_AIM OF THE EXERCISE_: Repeat the data verbatim.

(Stored data entries)
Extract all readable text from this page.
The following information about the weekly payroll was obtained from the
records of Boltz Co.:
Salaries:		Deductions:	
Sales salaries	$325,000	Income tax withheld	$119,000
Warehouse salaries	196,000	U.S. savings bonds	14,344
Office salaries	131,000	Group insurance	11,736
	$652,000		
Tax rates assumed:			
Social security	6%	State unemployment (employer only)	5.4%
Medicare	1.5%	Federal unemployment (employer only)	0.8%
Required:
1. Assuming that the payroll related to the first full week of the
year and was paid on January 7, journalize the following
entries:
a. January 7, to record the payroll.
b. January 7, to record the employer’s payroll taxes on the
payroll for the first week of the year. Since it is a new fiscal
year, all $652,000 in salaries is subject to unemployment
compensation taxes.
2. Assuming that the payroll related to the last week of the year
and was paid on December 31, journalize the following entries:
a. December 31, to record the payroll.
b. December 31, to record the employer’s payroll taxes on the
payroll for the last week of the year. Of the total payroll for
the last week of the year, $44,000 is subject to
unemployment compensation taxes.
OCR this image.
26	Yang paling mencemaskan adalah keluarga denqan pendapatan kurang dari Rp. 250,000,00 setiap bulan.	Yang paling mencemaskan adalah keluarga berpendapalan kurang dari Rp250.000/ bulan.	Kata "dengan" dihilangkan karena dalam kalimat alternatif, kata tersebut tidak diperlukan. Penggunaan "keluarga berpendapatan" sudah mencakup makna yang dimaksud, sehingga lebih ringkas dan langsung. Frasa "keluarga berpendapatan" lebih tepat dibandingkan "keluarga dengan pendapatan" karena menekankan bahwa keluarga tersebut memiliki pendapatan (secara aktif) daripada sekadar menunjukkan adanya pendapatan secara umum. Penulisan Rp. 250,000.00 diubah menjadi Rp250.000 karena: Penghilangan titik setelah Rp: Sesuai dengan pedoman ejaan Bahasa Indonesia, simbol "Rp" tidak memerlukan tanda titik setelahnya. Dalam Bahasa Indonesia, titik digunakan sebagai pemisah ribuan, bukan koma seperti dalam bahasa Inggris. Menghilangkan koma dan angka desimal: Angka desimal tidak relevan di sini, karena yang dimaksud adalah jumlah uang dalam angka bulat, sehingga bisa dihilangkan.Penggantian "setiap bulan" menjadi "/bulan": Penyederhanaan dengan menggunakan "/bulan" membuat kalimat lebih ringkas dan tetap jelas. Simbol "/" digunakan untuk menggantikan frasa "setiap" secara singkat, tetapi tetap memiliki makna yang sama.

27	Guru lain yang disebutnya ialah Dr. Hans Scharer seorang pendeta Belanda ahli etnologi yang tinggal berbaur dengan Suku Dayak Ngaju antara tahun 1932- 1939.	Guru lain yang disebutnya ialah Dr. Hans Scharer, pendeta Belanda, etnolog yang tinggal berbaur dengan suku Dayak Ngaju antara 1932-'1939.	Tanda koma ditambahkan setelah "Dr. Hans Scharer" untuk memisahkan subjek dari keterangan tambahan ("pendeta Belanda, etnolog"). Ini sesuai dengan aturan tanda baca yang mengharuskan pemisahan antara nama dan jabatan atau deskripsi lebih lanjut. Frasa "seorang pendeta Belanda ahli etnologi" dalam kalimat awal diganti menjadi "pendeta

_THE RESULT_:
Extract all readable text from this page.
The following information about the weekly payroll was obtained from the
records of Boltz Co.:
Salaries:		Deductions:	
Sales salaries	$325,000	Income tax withheld	$119,000
Warehouse salaries	196,000	U.S. savings bonds	14,344
Office salaries	131,000	Group insurance	11,736
	$652,000		
Tax rates assumed:			
Social security	6%	State unemployment (employer only)	5.4%
Medicare	1.5%	Federal unemployment (employer only)	0.8%
Required:
1. Assuming that the payroll related to the first full week of the
year and was paid on January 7, journalize the following
entries:
a. January 7, to record the payroll.
b. January 7, to record the employer’s payroll taxes on the
payroll for the first week of the year. Since it is a new fiscal
year, all $652,000 in salaries is subject to unemployment
compensation taxes.
2. Assuming that the payroll related to the last week of the year
and was paid on December 31, journalize the following entries:
a. December 31, to record the payroll.
b. December 31, to record the employer’s payroll taxes on the
payroll for the last week of the year. Of the total payroll for
the last week of the year, $44,000 is subject to
unemployment compensation taxes.
OCR this image.
26	Yang paling mencemaskan adalah keluarga denqan pendapatan kurang dari Rp. 250,000,00 setiap bulan.	Yang paling mencemaskan adalah keluarga berpendapalan kurang dari Rp250.000/ bulan.	Kata "dengan" dihilangkan karena dalam kalimat alternatif, kata tersebut tidak diperlukan. Penggunaan "keluarga berpendapatan" sudah mencakup makna yang dimaksud, sehingga lebih ringkas dan langsung. Frasa "keluarga berpendapatan" lebih tepat dibandingkan "keluarga dengan pendapatan" karena menekankan bahwa keluarga tersebut memiliki pendapatan (secara aktif) daripada sekadar menunjukkan adanya pendapatan secara umum. Penulisan Rp. 250,000.00 diubah menjadi Rp250.000 karena: Penghilangan titik setelah Rp: Sesuai dengan pedoman ejaan Bahasa Indonesia, simbol "Rp" tidak memerlukan tanda titik setelahnya. Dalam Bahasa Indonesia, titik digunakan sebagai pemisah ribuan, bukan koma seperti dalam bahasa Inggris. Menghilangkan koma dan angka desimal: Angka desimal tidak relevan di sini, karena yang dimaksud adalah jumlah uang dalam angka bulat, sehingga bisa dihilangkan.Penggantian "setiap bulan" menjadi "/bulan": Penyederhanaan dengan menggunakan "/bulan" membuat kalimat lebih ringkas dan tetap jelas. Simbol "/" digunakan untuk menggantikan frasa "setiap" secara singkat, tetapi tetap memiliki makna yang sama.

27	Guru lain yang disebutnya ialah Dr. Hans Scharer seorang pendeta Belanda ahli etnologi yang tinggal berbaur dengan Suku Dayak Ngaju antara tahun 1932- 1939.	Guru lain yang disebutnya ialah Dr. Hans Scharer, pendeta Belanda, etnolog yang tinggal berbaur dengan suku Dayak Ngaju antara 1932-'1939.	Tanda koma ditambahkan setelah "Dr. Hans Scharer" untuk memisahkan subjek dari keterangan tambahan ("pendeta Belanda, etnolog"). Ini sesuai dengan aturan tanda baca yang mengharuskan pemisahan antara nama dan jabatan atau deskripsi lebih lanjut. Frasa "seorang pendeta Belanda ahli etnologi" dalam kalimat awal diganti menjadi "pendeta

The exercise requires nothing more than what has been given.